● Source data:
★ ★ ★ ★ ★ ★ ★
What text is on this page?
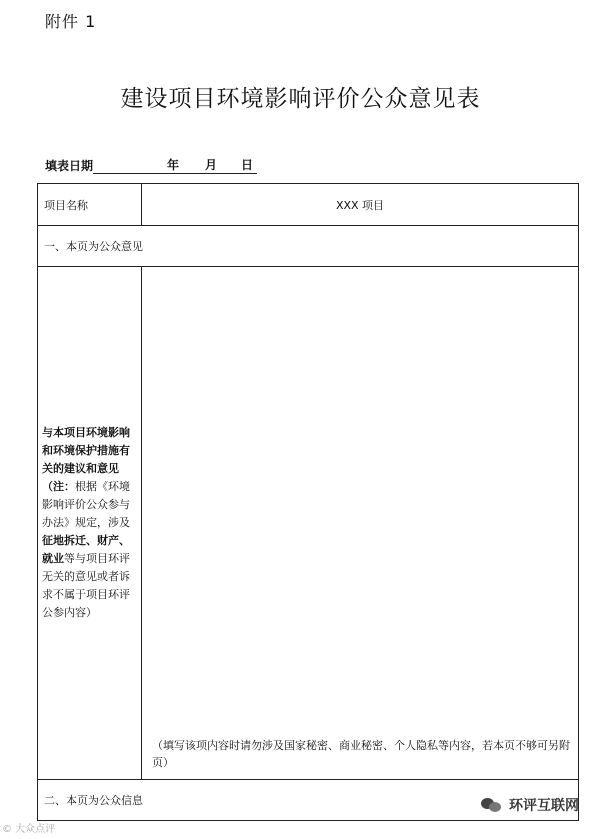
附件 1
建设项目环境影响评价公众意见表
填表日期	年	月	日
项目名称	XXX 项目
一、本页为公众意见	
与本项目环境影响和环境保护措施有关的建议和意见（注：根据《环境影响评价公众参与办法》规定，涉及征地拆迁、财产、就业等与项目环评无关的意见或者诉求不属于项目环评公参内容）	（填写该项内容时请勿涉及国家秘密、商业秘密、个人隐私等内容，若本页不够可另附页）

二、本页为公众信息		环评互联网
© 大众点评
★ ★ ★ ★ ★ ★ ★
● Prompt: Reproduce the listing exactly. Leave its pictures out.

● Solution for this task:
What text is on this page?
附件 1
建设项目环境影响评价公众意见表
填表日期	年	月	日
项目名称	XXX 项目
一、本页为公众意见	
与本项目环境影响和环境保护措施有关的建议和意见（注：根据《环境影响评价公众参与办法》规定，涉及征地拆迁、财产、就业等与项目环评无关的意见或者诉求不属于项目环评公参内容）	（填写该项内容时请勿涉及国家秘密、商业秘密、个人隐私等内容，若本页不够可另附页）

二、本页为公众信息		环评互联网
© 大众点评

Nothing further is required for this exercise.